Read the material below and count the lines holding the string "JSON". Give that count with nothing added.

··· Records provided ···

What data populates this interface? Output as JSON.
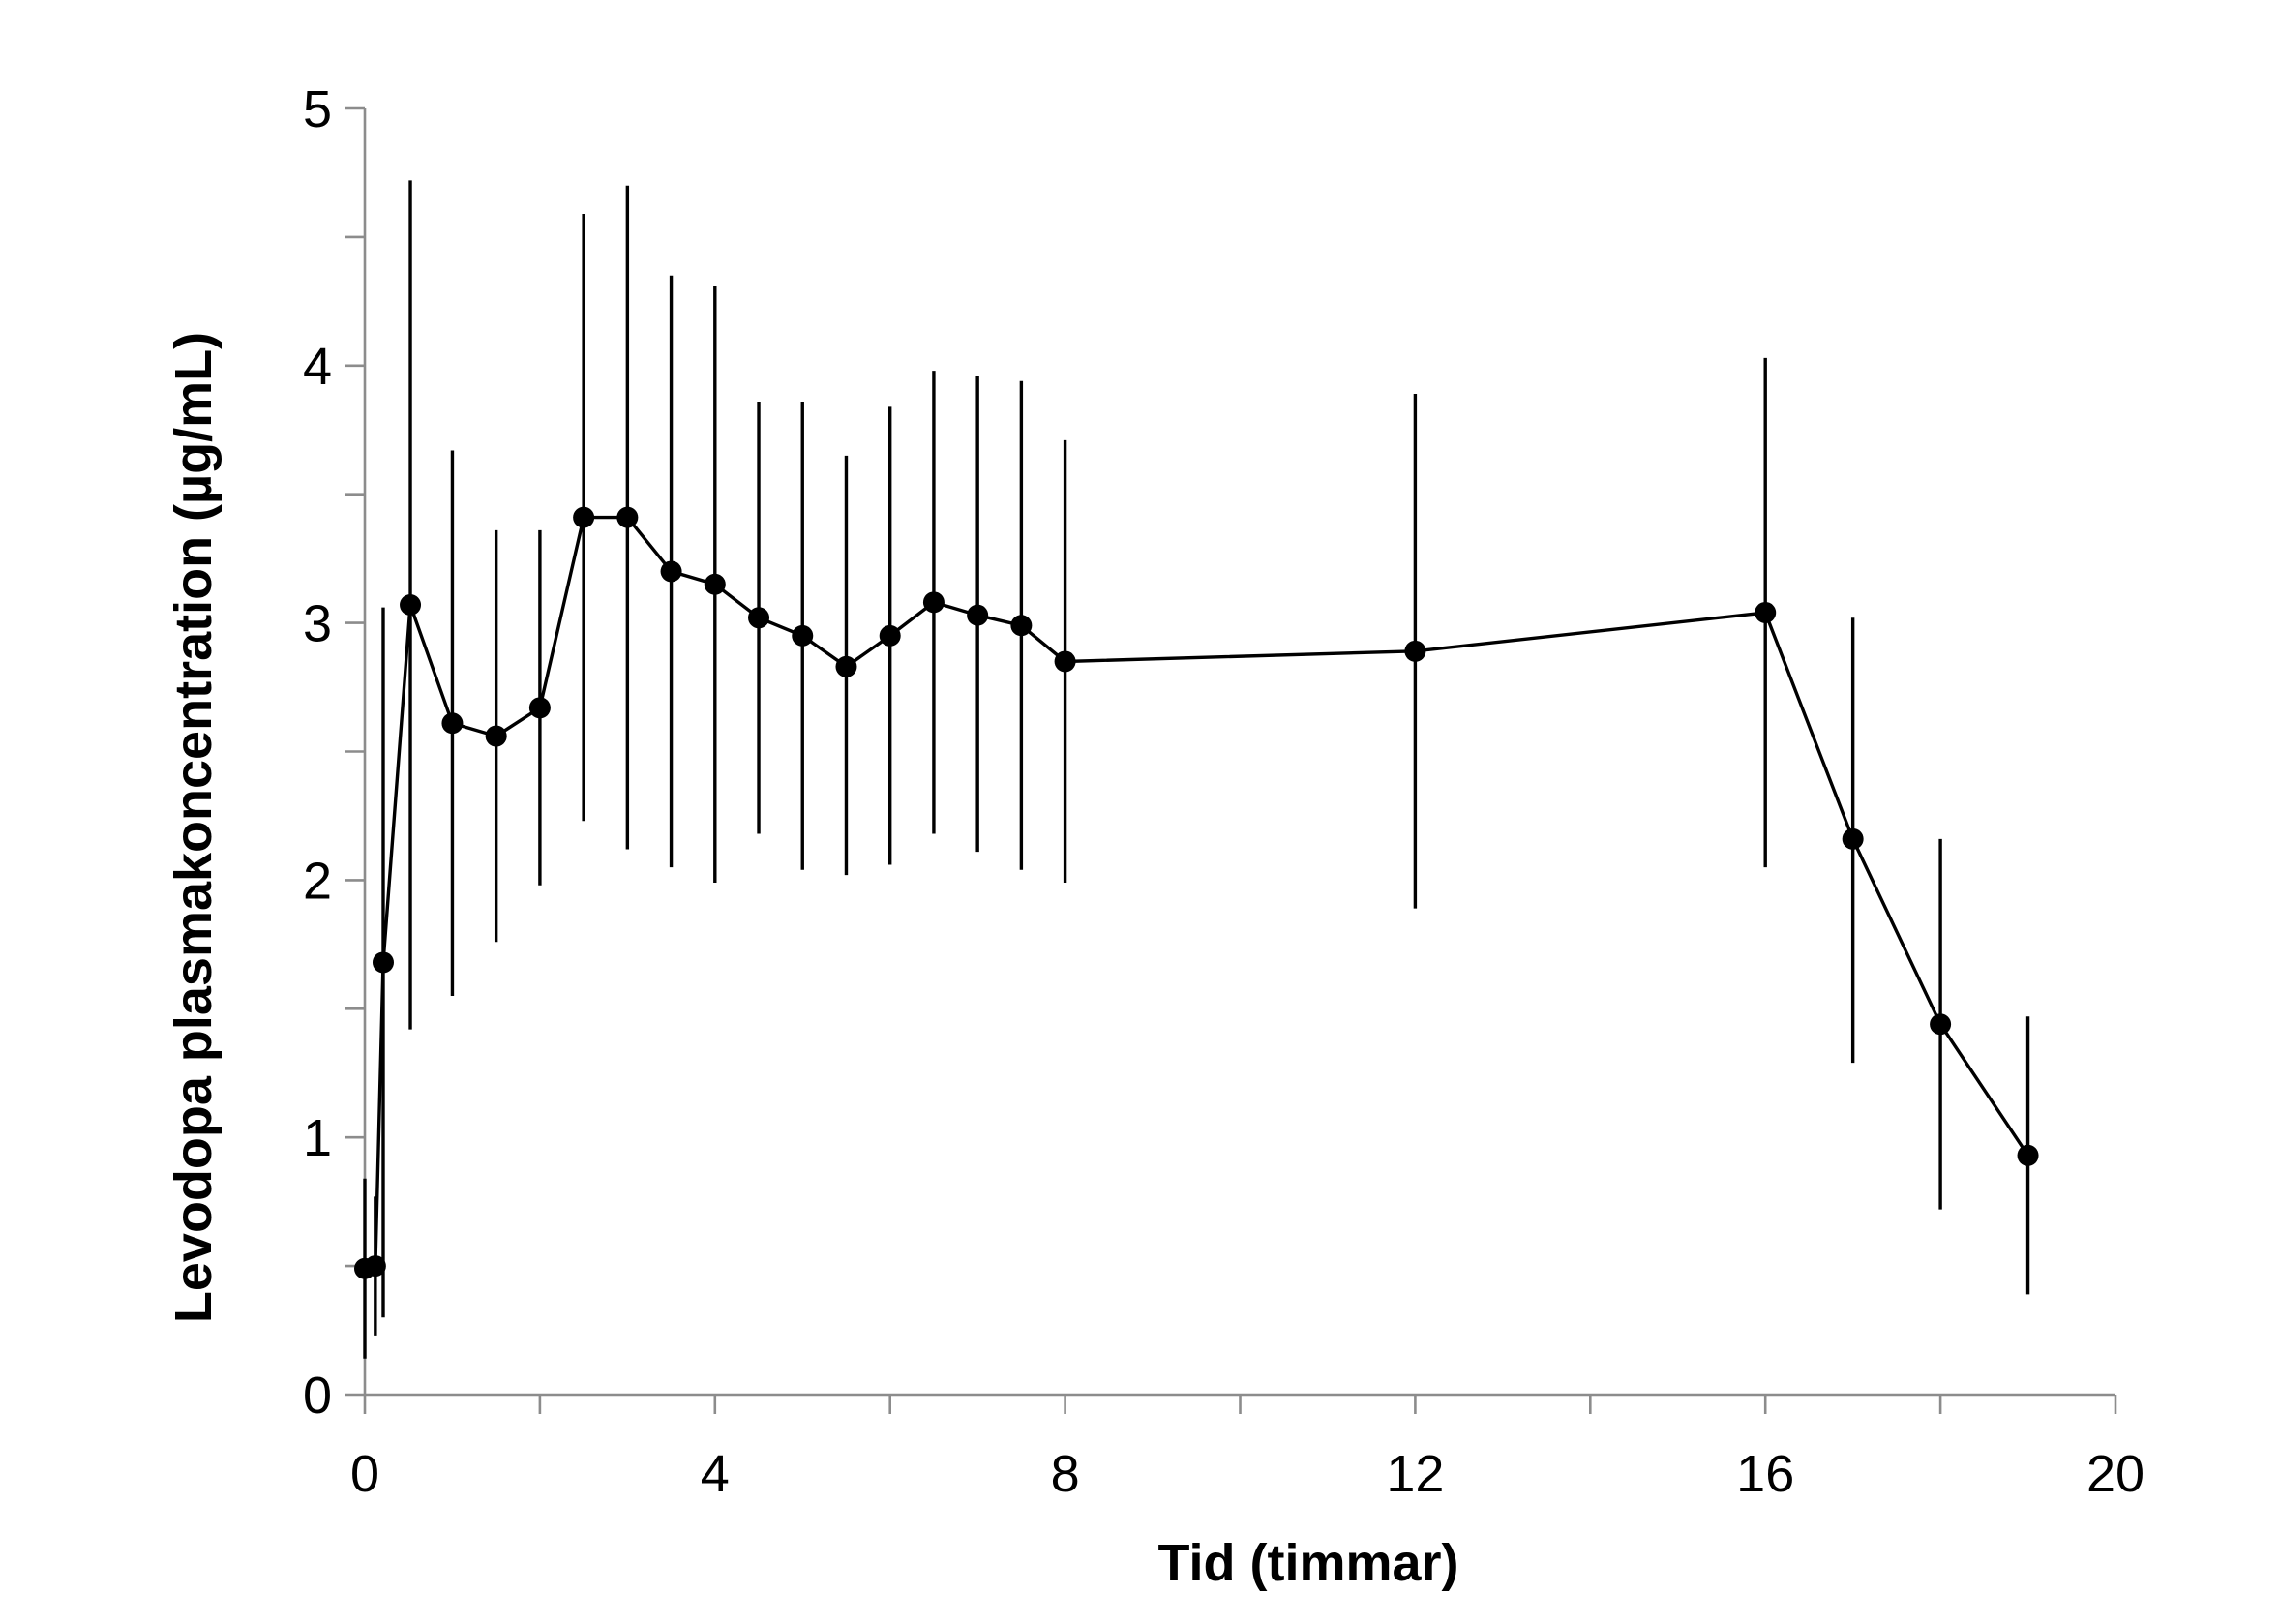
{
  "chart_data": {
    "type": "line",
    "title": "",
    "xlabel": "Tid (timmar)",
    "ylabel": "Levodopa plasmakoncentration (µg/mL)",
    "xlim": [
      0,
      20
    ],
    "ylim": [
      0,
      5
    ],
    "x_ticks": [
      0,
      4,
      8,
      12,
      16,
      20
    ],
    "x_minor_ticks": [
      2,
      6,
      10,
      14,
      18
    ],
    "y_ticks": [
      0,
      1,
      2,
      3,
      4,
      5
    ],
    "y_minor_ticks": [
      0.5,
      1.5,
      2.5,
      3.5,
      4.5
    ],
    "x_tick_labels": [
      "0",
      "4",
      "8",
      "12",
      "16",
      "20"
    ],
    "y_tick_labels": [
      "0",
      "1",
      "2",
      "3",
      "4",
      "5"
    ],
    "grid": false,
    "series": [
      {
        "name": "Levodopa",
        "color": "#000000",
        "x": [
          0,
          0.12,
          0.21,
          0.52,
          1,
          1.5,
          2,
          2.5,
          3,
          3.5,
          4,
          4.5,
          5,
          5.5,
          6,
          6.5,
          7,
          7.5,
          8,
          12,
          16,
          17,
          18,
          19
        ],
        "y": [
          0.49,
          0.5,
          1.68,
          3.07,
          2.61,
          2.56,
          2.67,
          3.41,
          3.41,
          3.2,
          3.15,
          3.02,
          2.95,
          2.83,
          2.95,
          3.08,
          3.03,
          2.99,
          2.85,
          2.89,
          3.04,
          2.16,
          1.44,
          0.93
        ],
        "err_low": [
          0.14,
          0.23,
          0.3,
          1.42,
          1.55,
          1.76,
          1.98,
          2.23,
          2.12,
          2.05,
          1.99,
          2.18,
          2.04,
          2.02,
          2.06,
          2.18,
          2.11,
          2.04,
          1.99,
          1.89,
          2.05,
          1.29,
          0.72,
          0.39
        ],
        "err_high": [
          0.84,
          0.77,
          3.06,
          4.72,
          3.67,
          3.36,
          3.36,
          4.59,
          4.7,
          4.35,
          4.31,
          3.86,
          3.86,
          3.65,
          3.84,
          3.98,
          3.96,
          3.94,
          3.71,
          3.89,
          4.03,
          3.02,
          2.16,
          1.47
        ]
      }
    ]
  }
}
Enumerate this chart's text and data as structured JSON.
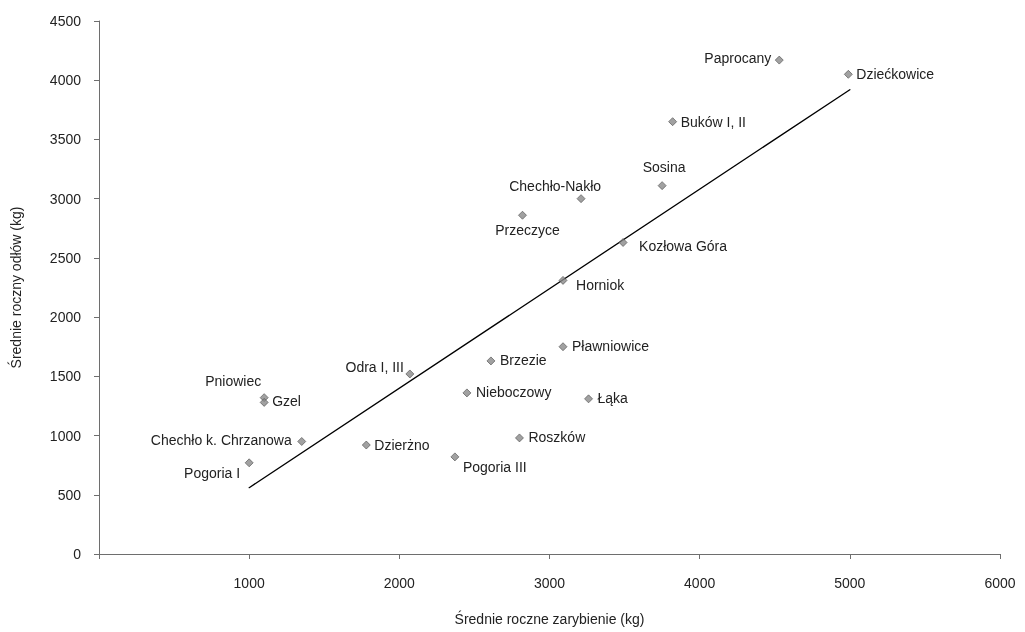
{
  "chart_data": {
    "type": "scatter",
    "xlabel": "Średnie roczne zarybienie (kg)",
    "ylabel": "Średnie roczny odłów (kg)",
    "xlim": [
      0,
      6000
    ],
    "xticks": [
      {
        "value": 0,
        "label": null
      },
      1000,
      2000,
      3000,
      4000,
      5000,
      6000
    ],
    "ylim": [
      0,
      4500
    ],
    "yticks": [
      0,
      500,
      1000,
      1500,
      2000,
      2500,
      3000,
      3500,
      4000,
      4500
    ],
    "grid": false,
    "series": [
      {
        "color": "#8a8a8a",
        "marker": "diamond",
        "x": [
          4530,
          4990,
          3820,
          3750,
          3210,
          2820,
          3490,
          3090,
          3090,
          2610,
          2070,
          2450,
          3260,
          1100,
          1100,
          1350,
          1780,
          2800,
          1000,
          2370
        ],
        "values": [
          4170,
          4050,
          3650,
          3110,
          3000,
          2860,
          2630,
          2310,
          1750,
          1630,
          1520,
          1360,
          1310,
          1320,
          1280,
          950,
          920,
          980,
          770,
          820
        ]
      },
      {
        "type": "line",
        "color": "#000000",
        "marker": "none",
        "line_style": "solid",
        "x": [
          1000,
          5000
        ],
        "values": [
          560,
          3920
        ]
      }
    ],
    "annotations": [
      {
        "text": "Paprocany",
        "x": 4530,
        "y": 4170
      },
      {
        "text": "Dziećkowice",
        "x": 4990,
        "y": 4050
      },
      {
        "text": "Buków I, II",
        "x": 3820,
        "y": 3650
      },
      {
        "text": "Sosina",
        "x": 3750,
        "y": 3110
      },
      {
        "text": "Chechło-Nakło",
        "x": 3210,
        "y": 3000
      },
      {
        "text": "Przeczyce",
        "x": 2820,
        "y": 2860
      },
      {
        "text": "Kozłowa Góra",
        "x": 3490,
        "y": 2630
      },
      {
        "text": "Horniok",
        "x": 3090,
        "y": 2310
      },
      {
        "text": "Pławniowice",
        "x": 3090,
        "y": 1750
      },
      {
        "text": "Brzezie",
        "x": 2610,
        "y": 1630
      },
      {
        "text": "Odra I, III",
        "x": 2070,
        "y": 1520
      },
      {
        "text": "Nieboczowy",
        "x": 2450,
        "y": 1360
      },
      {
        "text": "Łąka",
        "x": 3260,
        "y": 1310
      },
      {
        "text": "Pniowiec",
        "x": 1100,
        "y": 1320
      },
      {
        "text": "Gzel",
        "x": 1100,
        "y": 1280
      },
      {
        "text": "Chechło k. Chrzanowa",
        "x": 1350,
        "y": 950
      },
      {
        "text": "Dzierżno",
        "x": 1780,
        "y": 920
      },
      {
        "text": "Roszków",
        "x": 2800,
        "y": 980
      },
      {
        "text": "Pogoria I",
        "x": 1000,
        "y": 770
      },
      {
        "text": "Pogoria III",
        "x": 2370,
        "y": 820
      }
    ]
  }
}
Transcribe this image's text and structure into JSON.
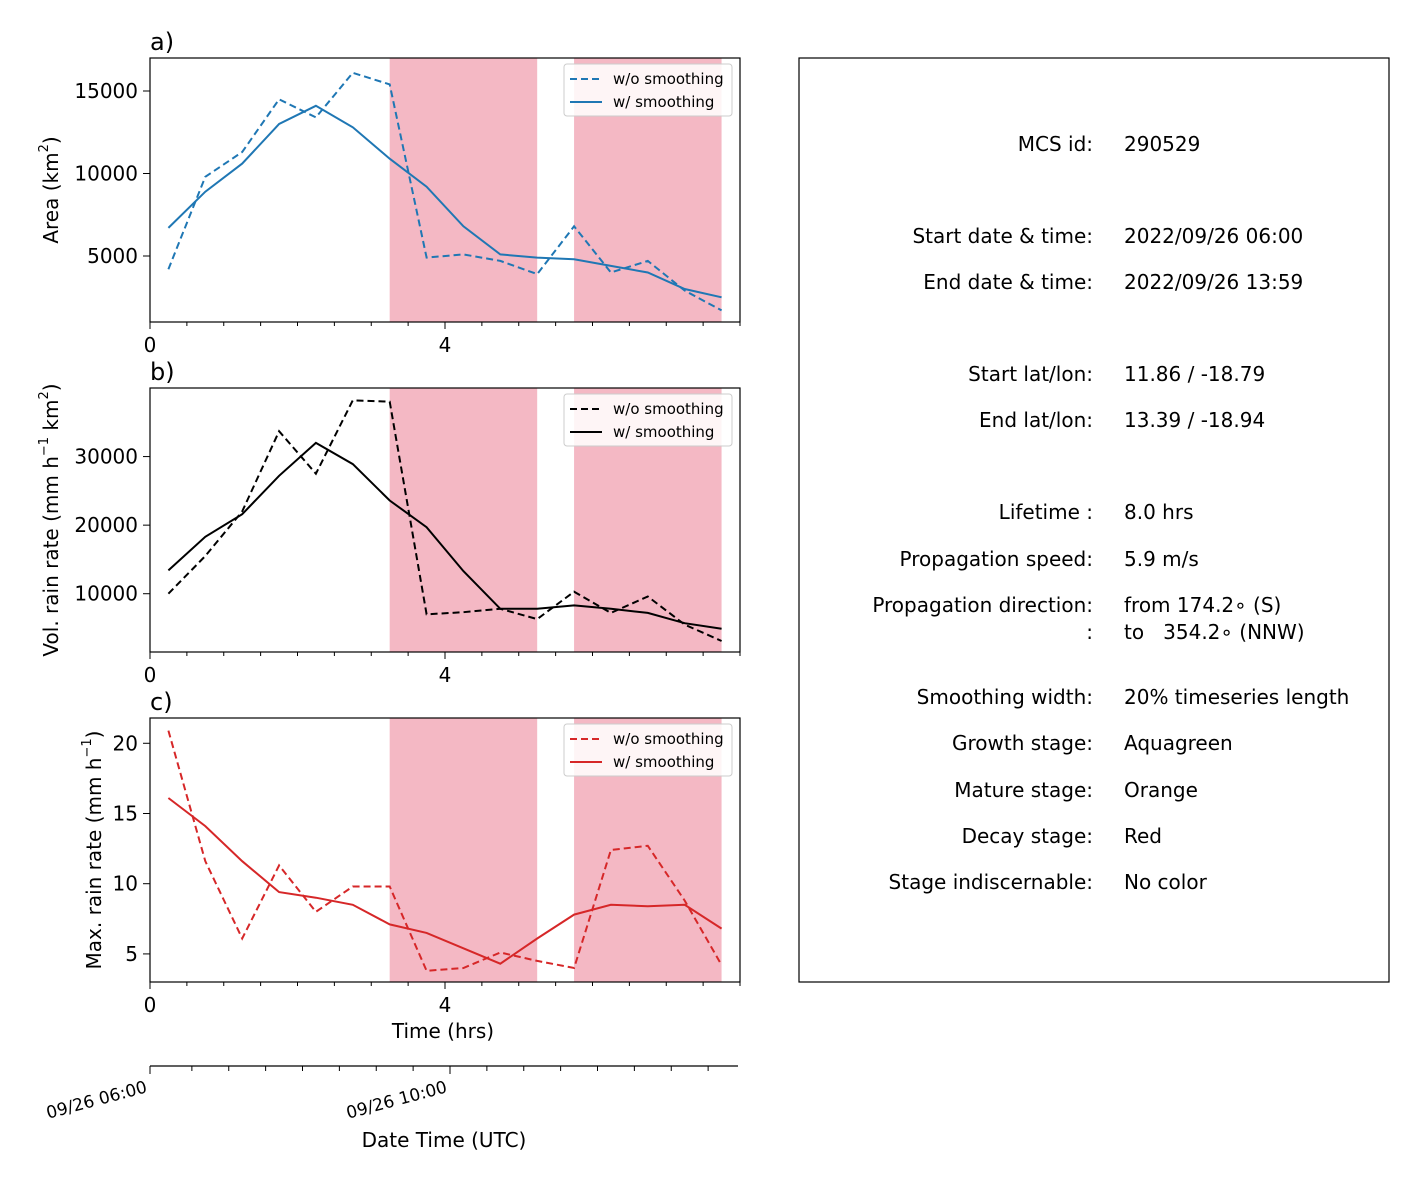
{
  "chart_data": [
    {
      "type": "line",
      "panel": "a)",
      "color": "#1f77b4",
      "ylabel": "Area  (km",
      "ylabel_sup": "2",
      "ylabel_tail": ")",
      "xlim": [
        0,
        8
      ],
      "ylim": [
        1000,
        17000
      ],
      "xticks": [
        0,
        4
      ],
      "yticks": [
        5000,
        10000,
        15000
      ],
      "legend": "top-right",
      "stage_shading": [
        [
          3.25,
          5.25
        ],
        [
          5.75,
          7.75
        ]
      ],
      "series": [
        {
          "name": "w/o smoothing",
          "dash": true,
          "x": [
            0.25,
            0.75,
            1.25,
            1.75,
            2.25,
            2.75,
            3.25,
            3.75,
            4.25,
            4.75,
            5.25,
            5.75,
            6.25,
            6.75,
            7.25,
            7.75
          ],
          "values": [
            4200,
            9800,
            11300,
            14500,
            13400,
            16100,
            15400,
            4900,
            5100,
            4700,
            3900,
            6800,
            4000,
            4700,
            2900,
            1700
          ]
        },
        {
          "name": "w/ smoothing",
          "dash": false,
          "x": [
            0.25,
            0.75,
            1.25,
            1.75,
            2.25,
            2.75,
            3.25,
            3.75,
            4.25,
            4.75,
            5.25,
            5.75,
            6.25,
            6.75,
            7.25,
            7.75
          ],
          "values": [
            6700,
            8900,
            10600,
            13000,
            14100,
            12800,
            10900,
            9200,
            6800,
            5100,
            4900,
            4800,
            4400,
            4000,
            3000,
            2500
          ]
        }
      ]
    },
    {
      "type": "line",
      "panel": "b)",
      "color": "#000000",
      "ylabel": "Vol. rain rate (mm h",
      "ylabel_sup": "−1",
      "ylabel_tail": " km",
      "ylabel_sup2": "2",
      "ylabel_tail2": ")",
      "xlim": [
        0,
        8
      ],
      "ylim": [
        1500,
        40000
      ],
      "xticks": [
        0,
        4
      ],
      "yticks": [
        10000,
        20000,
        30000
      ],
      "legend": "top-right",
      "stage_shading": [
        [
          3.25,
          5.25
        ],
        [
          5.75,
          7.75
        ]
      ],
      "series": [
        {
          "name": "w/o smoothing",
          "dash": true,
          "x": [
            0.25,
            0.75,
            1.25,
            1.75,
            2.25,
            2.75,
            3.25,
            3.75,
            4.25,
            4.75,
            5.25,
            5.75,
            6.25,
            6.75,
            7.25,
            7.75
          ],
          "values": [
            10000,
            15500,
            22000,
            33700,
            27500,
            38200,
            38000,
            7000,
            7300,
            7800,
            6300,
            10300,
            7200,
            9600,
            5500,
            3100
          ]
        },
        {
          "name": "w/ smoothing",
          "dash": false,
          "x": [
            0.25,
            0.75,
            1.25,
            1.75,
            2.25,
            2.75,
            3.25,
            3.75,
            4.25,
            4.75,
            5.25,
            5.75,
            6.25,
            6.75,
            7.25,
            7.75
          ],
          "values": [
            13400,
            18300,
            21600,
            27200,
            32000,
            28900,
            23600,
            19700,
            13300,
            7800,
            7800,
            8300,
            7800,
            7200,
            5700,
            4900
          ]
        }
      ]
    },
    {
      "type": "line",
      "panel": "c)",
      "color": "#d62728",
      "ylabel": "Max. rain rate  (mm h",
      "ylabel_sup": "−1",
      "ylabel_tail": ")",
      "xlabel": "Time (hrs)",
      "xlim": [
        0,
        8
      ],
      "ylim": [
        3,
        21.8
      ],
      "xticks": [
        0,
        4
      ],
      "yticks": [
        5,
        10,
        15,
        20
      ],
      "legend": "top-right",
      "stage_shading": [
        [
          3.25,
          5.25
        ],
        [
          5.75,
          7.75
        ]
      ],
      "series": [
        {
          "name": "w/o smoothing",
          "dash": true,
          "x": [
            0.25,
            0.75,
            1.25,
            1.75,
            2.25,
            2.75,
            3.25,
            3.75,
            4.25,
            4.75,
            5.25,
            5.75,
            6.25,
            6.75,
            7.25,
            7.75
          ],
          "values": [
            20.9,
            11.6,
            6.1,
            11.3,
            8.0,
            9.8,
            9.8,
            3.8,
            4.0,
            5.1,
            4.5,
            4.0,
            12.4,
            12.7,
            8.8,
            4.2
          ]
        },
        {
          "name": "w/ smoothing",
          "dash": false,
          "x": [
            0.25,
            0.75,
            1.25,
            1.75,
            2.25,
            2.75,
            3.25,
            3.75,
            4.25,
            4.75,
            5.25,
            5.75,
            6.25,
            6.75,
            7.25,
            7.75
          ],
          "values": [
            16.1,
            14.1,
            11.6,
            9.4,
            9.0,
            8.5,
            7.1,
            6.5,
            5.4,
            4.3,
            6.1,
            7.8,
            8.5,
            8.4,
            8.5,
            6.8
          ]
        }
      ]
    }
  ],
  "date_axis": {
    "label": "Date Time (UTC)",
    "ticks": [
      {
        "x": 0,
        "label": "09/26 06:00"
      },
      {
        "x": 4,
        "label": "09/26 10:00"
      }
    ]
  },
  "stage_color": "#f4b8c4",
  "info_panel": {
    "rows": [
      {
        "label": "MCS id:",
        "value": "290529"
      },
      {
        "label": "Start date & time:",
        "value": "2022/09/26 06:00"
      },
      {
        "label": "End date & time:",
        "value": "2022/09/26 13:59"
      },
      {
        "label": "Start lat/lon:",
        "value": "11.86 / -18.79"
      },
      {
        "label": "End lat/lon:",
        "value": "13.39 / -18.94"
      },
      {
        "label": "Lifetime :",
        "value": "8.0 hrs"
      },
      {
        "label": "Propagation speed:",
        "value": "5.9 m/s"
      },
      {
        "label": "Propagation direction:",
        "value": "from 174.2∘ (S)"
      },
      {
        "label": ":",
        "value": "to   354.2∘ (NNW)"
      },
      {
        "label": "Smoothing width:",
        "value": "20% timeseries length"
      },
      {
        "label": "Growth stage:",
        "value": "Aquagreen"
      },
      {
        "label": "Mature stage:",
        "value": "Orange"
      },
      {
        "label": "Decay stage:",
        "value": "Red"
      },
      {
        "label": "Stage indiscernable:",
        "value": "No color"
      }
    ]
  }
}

···

Result - 3